Provided records:
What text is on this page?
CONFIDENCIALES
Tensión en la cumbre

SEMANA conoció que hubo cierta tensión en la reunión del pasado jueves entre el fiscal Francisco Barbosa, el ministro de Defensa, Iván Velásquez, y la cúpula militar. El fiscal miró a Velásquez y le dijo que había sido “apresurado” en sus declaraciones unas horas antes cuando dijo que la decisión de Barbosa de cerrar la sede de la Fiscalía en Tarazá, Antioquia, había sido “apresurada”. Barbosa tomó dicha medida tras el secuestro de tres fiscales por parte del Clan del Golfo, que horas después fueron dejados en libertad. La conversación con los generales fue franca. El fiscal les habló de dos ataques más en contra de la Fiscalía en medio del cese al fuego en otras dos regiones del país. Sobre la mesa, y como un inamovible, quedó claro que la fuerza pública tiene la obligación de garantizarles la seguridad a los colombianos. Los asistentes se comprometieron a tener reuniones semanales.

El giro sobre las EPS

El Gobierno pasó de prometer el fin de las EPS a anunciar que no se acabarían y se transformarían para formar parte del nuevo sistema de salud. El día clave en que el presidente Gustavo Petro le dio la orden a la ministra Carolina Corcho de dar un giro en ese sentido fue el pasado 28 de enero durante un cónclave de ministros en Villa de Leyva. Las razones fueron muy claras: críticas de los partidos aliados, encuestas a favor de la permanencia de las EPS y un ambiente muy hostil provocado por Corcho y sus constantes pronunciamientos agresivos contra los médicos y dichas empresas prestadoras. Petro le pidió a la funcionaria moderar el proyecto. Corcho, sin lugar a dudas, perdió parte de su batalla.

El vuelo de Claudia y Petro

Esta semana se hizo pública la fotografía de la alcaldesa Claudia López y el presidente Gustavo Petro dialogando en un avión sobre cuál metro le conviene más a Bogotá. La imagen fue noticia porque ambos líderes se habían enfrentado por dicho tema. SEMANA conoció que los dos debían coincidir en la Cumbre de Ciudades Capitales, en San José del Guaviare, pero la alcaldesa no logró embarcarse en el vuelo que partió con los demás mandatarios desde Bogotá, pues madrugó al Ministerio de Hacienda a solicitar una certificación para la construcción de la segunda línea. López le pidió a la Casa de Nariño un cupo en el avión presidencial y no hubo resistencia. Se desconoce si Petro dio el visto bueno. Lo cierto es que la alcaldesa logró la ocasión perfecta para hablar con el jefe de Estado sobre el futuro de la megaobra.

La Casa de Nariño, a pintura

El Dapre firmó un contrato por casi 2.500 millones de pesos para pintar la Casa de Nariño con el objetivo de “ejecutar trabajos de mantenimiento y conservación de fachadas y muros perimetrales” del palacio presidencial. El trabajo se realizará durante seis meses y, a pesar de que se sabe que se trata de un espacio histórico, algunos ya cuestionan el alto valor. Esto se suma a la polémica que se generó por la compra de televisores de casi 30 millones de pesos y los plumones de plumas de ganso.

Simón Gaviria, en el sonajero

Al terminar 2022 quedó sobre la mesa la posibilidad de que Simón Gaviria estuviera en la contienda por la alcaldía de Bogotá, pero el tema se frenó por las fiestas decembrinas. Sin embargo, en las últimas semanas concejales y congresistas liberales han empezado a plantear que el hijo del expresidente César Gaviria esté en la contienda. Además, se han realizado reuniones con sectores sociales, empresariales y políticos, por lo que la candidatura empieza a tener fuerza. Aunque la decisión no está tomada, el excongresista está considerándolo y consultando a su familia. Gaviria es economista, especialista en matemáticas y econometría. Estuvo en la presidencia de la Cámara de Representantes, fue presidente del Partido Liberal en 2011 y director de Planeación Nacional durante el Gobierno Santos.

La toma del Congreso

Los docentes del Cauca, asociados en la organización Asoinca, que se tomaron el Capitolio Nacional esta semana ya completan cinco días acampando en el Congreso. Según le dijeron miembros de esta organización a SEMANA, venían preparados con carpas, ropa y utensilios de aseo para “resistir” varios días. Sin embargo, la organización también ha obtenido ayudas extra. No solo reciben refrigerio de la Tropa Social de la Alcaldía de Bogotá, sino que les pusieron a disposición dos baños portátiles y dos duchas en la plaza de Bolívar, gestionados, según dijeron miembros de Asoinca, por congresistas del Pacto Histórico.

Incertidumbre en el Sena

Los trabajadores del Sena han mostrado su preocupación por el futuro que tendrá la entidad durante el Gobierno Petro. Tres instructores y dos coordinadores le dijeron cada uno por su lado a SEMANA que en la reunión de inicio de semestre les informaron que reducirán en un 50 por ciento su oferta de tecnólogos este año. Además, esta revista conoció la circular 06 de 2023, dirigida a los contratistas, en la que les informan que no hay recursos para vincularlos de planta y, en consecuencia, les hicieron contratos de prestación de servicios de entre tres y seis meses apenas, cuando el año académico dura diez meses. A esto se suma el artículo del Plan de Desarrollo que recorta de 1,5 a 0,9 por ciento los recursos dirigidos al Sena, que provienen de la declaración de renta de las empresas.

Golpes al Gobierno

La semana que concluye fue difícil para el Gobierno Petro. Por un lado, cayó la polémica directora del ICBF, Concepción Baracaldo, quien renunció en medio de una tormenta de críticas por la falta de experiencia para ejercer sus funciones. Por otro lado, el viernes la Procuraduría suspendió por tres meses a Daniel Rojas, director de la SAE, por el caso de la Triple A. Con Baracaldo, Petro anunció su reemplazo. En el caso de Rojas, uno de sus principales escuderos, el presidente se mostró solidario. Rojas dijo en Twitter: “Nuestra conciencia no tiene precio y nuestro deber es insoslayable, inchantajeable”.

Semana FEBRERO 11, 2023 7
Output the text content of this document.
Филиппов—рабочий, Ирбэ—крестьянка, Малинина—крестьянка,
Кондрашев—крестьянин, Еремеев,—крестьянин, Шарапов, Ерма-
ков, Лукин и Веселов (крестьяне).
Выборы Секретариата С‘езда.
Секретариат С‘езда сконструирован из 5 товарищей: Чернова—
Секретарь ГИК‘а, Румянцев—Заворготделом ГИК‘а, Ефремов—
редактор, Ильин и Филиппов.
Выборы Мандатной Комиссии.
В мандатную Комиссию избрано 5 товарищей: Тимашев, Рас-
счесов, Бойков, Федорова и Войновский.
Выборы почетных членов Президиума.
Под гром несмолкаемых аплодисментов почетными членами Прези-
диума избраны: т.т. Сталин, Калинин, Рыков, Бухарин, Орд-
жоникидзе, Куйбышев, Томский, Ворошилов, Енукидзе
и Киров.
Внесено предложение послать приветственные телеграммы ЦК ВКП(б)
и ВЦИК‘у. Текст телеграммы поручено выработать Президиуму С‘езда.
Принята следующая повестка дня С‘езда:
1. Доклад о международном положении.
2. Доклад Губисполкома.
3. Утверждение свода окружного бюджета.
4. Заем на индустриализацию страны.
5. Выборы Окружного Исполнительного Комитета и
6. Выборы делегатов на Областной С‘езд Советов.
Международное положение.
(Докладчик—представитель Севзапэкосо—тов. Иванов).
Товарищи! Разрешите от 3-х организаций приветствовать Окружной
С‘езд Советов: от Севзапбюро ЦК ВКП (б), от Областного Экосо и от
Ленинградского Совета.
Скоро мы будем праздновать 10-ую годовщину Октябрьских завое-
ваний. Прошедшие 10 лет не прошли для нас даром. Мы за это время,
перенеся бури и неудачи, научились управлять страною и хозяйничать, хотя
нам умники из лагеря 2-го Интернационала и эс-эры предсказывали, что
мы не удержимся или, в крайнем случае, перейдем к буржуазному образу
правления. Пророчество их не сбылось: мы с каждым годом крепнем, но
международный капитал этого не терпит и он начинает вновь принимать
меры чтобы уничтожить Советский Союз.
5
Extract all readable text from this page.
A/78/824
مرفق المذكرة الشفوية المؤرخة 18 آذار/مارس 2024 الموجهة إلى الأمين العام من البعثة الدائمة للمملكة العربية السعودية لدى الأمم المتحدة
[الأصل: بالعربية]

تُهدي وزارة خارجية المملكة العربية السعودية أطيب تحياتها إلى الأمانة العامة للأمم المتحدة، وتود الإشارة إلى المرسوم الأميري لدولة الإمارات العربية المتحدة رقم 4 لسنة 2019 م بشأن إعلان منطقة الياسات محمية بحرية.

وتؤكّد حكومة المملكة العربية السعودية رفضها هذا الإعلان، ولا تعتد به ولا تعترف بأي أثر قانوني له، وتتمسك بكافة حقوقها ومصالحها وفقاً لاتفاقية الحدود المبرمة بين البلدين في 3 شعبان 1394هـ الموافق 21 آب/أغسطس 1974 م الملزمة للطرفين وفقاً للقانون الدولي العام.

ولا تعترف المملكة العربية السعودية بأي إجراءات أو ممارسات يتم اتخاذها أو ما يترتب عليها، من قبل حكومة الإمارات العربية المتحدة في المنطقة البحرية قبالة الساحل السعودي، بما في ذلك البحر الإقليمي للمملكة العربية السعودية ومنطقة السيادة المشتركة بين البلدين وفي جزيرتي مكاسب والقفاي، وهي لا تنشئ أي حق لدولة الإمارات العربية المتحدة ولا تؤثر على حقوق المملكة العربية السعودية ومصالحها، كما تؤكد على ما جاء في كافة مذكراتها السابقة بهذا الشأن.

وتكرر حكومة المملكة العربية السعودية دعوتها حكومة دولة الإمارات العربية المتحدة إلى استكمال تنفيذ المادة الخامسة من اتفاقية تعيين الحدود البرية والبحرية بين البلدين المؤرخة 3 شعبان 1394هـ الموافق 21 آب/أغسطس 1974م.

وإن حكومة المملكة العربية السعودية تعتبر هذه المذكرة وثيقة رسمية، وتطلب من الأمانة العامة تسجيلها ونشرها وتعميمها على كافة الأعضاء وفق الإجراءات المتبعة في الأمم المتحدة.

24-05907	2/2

Work to complete: Select all lines with the word "العامة" from the entries above.

Response to the task:
تُهدي وزارة خارجية المملكة العربية السعودية أطيب تحياتها إلى الأمانة العامة للأمم المتحدة، وتود الإشارة إلى المرسوم الأميري لدولة الإمارات العربية المتحدة رقم 4 لسنة 2019 م بشأن إعلان منطقة الياسات محمية بحرية.
وإن حكومة المملكة العربية السعودية تعتبر هذه المذكرة وثيقة رسمية، وتطلب من الأمانة العامة تسجيلها ونشرها وتعميمها على كافة الأعضاء وفق الإجراءات المتبعة في الأمم المتحدة.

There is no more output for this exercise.